Dans les prochaines années, l'OIBP coûtera au moins 1 milliard d'euros et les investissements se concentreront sur la production. Est-ce la raison pour laquelle le SEDIF souhaite à tout prix en conserver la gestion sous forme privatisée ? Ce point renvoie à la mainmise des intérêts privés sur la ressource en eau, dont le SEDIF constitue sans doute l'instrument principal en Île-de-France.

Créé en 1922 par 66 villes et élargie l'année suivantes à 66 autres, le SEDIF a toujours été lié à la Compagnie générale des eaux, devenue par la suite Veolia. Dans le livre L'empire de l'eau, le journaliste Yvan Stefanovitch rapporte les propos suivants de monsieur Santini : « C'est la Générale des eaux qui a créé le SEDIF ». Vous pourrez lui demander s'il confirme sa déclaration.

- Ensemble des items
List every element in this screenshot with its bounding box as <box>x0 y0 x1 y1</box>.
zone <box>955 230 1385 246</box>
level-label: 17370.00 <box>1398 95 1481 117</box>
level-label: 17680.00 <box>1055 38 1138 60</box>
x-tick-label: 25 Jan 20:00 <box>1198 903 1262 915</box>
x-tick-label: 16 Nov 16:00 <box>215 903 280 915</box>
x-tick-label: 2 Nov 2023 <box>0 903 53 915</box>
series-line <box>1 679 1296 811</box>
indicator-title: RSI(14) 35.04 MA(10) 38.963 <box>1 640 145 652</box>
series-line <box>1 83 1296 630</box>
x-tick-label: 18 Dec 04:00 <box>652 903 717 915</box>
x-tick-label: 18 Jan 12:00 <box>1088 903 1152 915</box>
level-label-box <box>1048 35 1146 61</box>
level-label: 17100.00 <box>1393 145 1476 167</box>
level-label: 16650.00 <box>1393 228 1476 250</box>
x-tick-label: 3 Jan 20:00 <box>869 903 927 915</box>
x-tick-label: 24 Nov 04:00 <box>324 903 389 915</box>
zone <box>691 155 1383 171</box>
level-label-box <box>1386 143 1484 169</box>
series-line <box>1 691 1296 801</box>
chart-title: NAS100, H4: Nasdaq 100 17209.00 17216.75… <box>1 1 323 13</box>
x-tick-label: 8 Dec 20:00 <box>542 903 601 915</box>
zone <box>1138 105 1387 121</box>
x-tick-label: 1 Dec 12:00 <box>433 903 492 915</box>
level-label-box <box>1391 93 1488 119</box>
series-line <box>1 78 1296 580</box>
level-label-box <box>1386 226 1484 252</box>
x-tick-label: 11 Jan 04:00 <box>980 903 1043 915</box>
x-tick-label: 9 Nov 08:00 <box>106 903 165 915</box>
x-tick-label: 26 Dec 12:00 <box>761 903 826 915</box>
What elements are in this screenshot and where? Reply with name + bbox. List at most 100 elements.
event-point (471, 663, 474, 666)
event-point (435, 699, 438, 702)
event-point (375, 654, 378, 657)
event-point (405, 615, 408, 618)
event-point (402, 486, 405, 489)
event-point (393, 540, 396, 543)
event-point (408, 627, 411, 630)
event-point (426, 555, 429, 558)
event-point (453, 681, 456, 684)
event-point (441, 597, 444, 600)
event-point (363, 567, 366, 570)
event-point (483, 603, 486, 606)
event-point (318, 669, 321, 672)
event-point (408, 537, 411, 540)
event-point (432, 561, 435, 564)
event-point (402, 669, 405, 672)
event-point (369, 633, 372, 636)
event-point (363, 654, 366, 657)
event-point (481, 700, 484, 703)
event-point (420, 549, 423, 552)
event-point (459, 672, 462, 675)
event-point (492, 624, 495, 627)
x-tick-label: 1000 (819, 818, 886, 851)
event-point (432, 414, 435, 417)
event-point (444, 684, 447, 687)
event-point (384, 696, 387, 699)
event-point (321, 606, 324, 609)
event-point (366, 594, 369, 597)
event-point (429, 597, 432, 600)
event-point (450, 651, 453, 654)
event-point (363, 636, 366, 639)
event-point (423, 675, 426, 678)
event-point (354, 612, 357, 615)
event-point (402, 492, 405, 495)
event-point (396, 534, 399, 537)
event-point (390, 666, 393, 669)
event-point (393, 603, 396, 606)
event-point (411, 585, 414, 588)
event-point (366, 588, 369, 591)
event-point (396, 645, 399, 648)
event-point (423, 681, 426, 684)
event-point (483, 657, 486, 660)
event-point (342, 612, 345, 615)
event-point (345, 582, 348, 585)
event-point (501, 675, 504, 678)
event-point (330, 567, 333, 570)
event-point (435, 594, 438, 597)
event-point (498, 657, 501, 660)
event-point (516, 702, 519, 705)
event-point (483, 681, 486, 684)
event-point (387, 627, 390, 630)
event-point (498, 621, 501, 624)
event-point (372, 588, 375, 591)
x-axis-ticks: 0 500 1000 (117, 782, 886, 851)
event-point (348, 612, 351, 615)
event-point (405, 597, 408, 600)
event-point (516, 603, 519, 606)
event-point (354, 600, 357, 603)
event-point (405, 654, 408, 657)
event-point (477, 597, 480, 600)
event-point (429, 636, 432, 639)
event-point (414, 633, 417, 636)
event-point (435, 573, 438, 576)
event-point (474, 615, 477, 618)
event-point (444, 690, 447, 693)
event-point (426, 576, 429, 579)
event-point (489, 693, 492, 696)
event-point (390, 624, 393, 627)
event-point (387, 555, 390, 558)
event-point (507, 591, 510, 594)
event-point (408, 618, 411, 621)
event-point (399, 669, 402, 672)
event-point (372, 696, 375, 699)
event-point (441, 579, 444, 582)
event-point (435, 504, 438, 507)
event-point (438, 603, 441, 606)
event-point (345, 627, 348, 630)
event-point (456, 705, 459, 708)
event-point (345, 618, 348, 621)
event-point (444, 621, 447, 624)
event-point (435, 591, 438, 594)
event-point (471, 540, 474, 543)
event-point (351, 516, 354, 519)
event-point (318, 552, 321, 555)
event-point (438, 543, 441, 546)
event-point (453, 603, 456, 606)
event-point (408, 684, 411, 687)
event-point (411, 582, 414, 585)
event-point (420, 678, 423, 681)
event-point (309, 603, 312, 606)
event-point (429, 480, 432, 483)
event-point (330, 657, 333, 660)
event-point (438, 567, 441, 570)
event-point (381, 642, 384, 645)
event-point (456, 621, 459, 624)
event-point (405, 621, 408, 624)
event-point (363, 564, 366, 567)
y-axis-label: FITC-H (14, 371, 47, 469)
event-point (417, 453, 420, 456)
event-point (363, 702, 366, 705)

- Énoncé
Répondez brièvement aux questions suivantes à partir de l'extrait consacré au SEDIF.
(a) Quel coût minimal l'OIBP représentera-t-il dans les prochaines années ?
(b) En quelle année le SEDIF a-t-il été créé, et par combien de villes ?
(c) Quel journaliste a écrit le livre L'empire de l'eau ?
La consultation des items n'est pas nécessaire.

- Réponse
(a) Au moins 1 milliard d'euros.
(b) En 1922, par 66 villes.
(c) Yvan Stefanovitch.